Records from a data collection
........
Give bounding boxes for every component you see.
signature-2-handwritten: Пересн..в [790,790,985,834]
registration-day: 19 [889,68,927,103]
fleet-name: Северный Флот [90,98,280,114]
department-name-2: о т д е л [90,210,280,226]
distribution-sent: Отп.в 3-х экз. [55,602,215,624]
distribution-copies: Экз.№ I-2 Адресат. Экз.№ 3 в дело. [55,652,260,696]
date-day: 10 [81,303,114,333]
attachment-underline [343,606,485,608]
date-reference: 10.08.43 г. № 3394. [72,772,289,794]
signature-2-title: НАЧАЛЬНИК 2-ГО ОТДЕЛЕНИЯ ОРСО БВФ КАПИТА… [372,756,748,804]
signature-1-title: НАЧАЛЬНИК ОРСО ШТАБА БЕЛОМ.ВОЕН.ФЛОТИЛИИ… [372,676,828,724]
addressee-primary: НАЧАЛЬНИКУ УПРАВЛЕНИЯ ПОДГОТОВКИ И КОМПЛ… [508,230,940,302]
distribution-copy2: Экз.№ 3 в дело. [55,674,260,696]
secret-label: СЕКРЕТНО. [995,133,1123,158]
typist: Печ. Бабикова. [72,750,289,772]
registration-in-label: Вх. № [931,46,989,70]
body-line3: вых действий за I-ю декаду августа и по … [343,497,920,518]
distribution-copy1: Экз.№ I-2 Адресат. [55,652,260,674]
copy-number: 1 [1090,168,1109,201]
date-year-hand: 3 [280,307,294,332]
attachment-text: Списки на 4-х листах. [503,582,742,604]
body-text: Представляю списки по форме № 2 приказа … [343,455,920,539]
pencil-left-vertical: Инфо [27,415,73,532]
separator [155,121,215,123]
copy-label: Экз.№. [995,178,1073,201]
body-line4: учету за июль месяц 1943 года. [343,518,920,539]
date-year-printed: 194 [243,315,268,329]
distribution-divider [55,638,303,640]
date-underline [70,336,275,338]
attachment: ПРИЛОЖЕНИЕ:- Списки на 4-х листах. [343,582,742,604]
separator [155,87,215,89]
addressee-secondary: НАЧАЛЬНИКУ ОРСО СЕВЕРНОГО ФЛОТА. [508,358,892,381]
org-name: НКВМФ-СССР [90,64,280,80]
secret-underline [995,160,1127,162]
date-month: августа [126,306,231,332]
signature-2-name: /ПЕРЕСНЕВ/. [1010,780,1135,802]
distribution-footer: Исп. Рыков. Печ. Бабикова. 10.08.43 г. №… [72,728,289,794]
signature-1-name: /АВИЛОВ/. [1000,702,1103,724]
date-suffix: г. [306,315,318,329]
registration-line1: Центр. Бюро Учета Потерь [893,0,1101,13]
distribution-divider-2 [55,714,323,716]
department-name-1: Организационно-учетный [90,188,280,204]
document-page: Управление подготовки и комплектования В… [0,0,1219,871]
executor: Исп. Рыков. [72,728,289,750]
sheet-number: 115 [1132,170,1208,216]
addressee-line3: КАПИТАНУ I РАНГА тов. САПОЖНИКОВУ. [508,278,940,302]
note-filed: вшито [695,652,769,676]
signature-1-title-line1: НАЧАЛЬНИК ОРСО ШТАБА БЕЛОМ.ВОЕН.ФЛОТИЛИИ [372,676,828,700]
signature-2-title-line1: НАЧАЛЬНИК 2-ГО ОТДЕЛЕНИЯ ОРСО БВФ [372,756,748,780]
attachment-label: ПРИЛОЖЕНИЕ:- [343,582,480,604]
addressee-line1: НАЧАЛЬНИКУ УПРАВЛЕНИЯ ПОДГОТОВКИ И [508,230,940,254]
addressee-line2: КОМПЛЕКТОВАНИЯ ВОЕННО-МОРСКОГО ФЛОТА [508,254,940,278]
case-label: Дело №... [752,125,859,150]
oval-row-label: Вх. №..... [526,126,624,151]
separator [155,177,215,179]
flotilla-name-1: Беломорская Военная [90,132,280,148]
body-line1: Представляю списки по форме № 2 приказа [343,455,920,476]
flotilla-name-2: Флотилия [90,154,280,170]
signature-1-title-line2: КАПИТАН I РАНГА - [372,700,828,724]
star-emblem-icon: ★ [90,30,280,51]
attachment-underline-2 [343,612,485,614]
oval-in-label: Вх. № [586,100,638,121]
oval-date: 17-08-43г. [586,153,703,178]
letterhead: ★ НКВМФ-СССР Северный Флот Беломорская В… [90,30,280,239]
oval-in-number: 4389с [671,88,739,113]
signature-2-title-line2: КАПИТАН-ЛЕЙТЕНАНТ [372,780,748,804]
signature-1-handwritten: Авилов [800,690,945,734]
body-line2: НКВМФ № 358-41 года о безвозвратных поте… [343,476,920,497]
........
● What needs to be done
Return every line of the data above with no changes.

● Problem solution
Give bounding boxes for every component you see.
signature-2-handwritten: Пересн..в [790,790,985,834]
registration-day: 19 [889,68,927,103]
fleet-name: Северный Флот [90,98,280,114]
department-name-2: о т д е л [90,210,280,226]
distribution-sent: Отп.в 3-х экз. [55,602,215,624]
distribution-copies: Экз.№ I-2 Адресат. Экз.№ 3 в дело. [55,652,260,696]
date-day: 10 [81,303,114,333]
attachment-underline [343,606,485,608]
date-reference: 10.08.43 г. № 3394. [72,772,289,794]
signature-2-title: НАЧАЛЬНИК 2-ГО ОТДЕЛЕНИЯ ОРСО БВФ КАПИТА… [372,756,748,804]
signature-1-title: НАЧАЛЬНИК ОРСО ШТАБА БЕЛОМ.ВОЕН.ФЛОТИЛИИ… [372,676,828,724]
addressee-primary: НАЧАЛЬНИКУ УПРАВЛЕНИЯ ПОДГОТОВКИ И КОМПЛ… [508,230,940,302]
distribution-copy2: Экз.№ 3 в дело. [55,674,260,696]
secret-label: СЕКРЕТНО. [995,133,1123,158]
typist: Печ. Бабикова. [72,750,289,772]
registration-in-label: Вх. № [931,46,989,70]
body-line3: вых действий за I-ю декаду августа и по … [343,497,920,518]
distribution-copy1: Экз.№ I-2 Адресат. [55,652,260,674]
copy-number: 1 [1090,168,1109,201]
date-year-hand: 3 [280,307,294,332]
attachment-text: Списки на 4-х листах. [503,582,742,604]
body-text: Представляю списки по форме № 2 приказа … [343,455,920,539]
pencil-left-vertical: Инфо [27,415,73,532]
separator [155,121,215,123]
copy-label: Экз.№. [995,178,1073,201]
body-line4: учету за июль месяц 1943 года. [343,518,920,539]
date-year-printed: 194 [243,315,268,329]
distribution-divider [55,638,303,640]
date-underline [70,336,275,338]
attachment: ПРИЛОЖЕНИЕ:- Списки на 4-х листах. [343,582,742,604]
separator [155,87,215,89]
addressee-secondary: НАЧАЛЬНИКУ ОРСО СЕВЕРНОГО ФЛОТА. [508,358,892,381]
org-name: НКВМФ-СССР [90,64,280,80]
secret-underline [995,160,1127,162]
date-month: августа [126,306,231,332]
signature-2-name: /ПЕРЕСНЕВ/. [1010,780,1135,802]
distribution-footer: Исп. Рыков. Печ. Бабикова. 10.08.43 г. №… [72,728,289,794]
signature-1-name: /АВИЛОВ/. [1000,702,1103,724]
date-suffix: г. [306,315,318,329]
registration-line1: Центр. Бюро Учета Потерь [893,0,1101,13]
distribution-divider-2 [55,714,323,716]
department-name-1: Организационно-учетный [90,188,280,204]
document-page: Управление подготовки и комплектования В… [0,0,1219,871]
executor: Исп. Рыков. [72,728,289,750]
sheet-number: 115 [1132,170,1208,216]
addressee-line3: КАПИТАНУ I РАНГА тов. САПОЖНИКОВУ. [508,278,940,302]
note-filed: вшито [695,652,769,676]
signature-1-title-line1: НАЧАЛЬНИК ОРСО ШТАБА БЕЛОМ.ВОЕН.ФЛОТИЛИИ [372,676,828,700]
signature-2-title-line1: НАЧАЛЬНИК 2-ГО ОТДЕЛЕНИЯ ОРСО БВФ [372,756,748,780]
attachment-label: ПРИЛОЖЕНИЕ:- [343,582,480,604]
addressee-line1: НАЧАЛЬНИКУ УПРАВЛЕНИЯ ПОДГОТОВКИ И [508,230,940,254]
addressee-line2: КОМПЛЕКТОВАНИЯ ВОЕННО-МОРСКОГО ФЛОТА [508,254,940,278]
case-label: Дело №... [752,125,859,150]
oval-row-label: Вх. №..... [526,126,624,151]
separator [155,177,215,179]
flotilla-name-1: Беломорская Военная [90,132,280,148]
body-line1: Представляю списки по форме № 2 приказа [343,455,920,476]
flotilla-name-2: Флотилия [90,154,280,170]
signature-1-title-line2: КАПИТАН I РАНГА - [372,700,828,724]
star-emblem-icon: ★ [90,30,280,51]
attachment-underline-2 [343,612,485,614]
oval-in-label: Вх. № [586,100,638,121]
oval-date: 17-08-43г. [586,153,703,178]
letterhead: ★ НКВМФ-СССР Северный Флот Беломорская В… [90,30,280,239]
oval-in-number: 4389с [671,88,739,113]
signature-2-title-line2: КАПИТАН-ЛЕЙТЕНАНТ [372,780,748,804]
signature-1-handwritten: Авилов [800,690,945,734]
body-line2: НКВМФ № 358-41 года о безвозвратных поте… [343,476,920,497]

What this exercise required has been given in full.